▸ Given instruction:
Each line containing the word "document" must be reported.

▸ Records for the task:
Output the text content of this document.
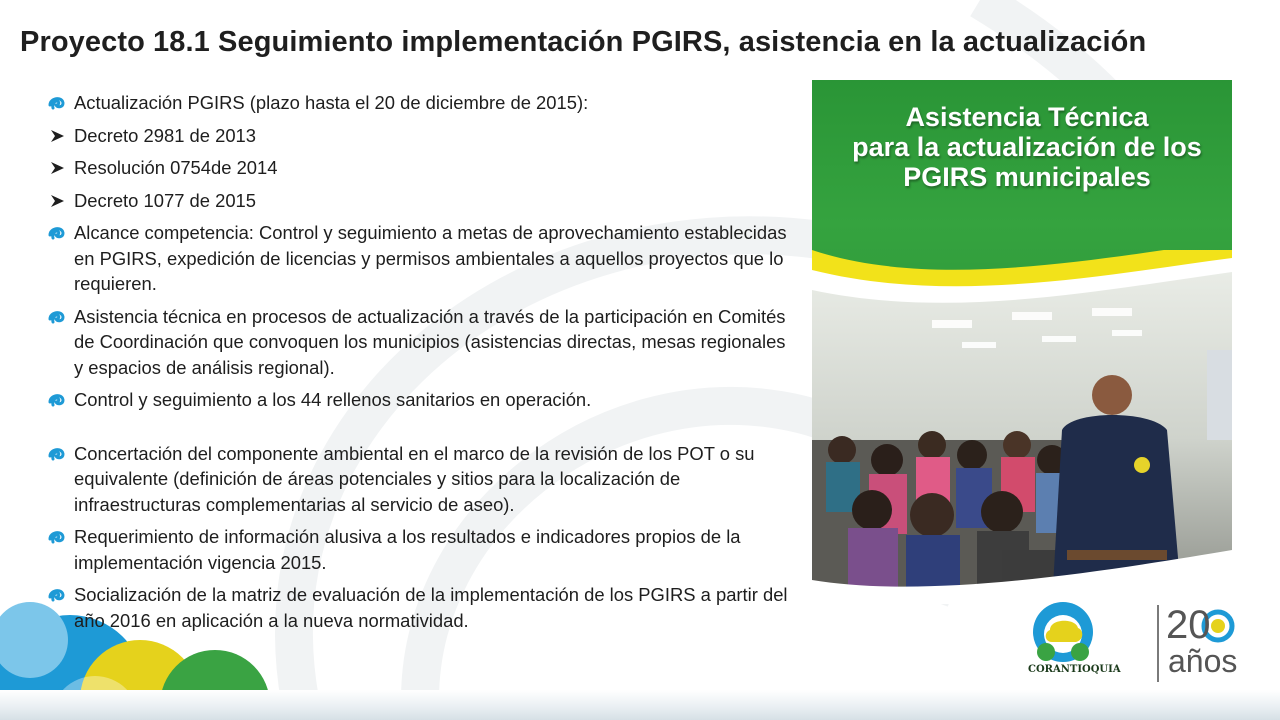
Proyecto 18.1 Seguimiento implementación PGIRS, asistencia en la actualización
Actualización PGIRS (plazo hasta el 20 de diciembre de 2015):
Decreto 2981 de 2013
Resolución 0754de 2014
Decreto 1077 de 2015
Alcance competencia: Control y seguimiento a metas de aprovechamiento establecidas en PGIRS, expedición de licencias y permisos ambientales a aquellos proyectos que lo requieren.
Asistencia técnica en procesos de actualización a través de la participación en Comités de Coordinación que convoquen los municipios (asistencias directas, mesas regionales y espacios de análisis regional).
Control y seguimiento a los 44 rellenos sanitarios en operación.
Concertación del componente ambiental en el marco de la revisión de los POT o su equivalente (definición de áreas potenciales y sitios para la localización de infraestructuras complementarias al servicio de aseo).
Requerimiento de información alusiva a los resultados e indicadores propios de la implementación vigencia 2015.
Socialización de la matriz de evaluación de la implementación de los PGIRS a partir del año 2016 en aplicación a la nueva normatividad.
Asistencia Técnica
para la actualización de los
PGIRS municipales
CORANTIOQUIA
20
años
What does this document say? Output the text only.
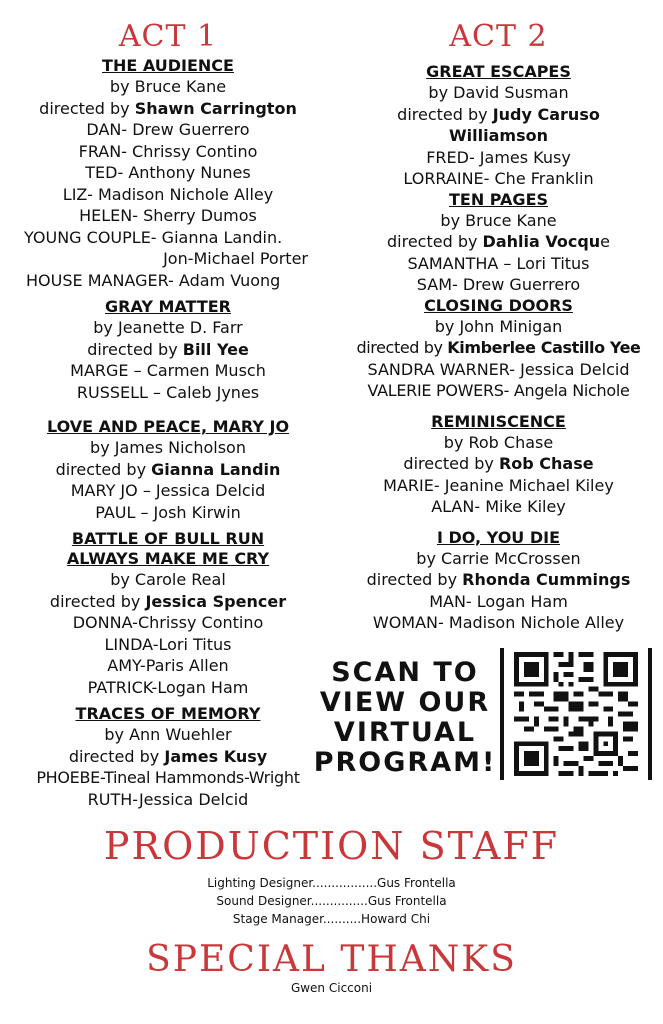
ACT 1
THE AUDIENCE
by Bruce Kane
directed by Shawn Carrington
DAN- Drew Guerrero
FRAN- Chrissy Contino
TED- Anthony Nunes
LIZ- Madison Nichole Alley
HELEN- Sherry Dumos
YOUNG COUPLE- Gianna Landin.
Jon-Michael Porter
HOUSE MANAGER- Adam Vuong
GRAY MATTER
by Jeanette D. Farr
directed by Bill Yee
MARGE – Carmen Musch
RUSSELL – Caleb Jynes
LOVE AND PEACE, MARY JO
by James Nicholson
directed by Gianna Landin
MARY JO – Jessica Delcid
PAUL – Josh Kirwin
BATTLE OF BULL RUN
ALWAYS MAKE ME CRY
by Carole Real
directed by Jessica Spencer
DONNA-Chrissy Contino
LINDA-Lori Titus
AMY-Paris Allen
PATRICK-Logan Ham
TRACES OF MEMORY
by Ann Wuehler
directed by James Kusy
PHOEBE-Tineal Hammonds-Wright
RUTH-Jessica Delcid
ACT 2
GREAT ESCAPES
by David Susman
directed by Judy Caruso
Williamson
FRED- James Kusy
LORRAINE- Che Franklin
TEN PAGES
by Bruce Kane
directed by Dahlia Vocque
SAMANTHA – Lori Titus
SAM- Drew Guerrero
CLOSING DOORS
by John Minigan
directed by Kimberlee Castillo Yee
SANDRA WARNER- Jessica Delcid
VALERIE POWERS- Angela Nichole
REMINISCENCE
by Rob Chase
directed by Rob Chase
MARIE- Jeanine Michael Kiley
ALAN- Mike Kiley
I DO, YOU DIE
by Carrie McCrossen
directed by Rhonda Cummings
MAN- Logan Ham
WOMAN- Madison Nichole Alley
SCAN TO
VIEW OUR
VIRTUAL
PROGRAM!
PRODUCTION STAFF
Lighting Designer.................Gus Frontella
Sound Designer...............Gus Frontella
Stage Manager..........Howard Chi
SPECIAL THANKS
Gwen Cicconi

▸ Solved exercise:
Output the text content of this document.
What does this document say? Output the text only.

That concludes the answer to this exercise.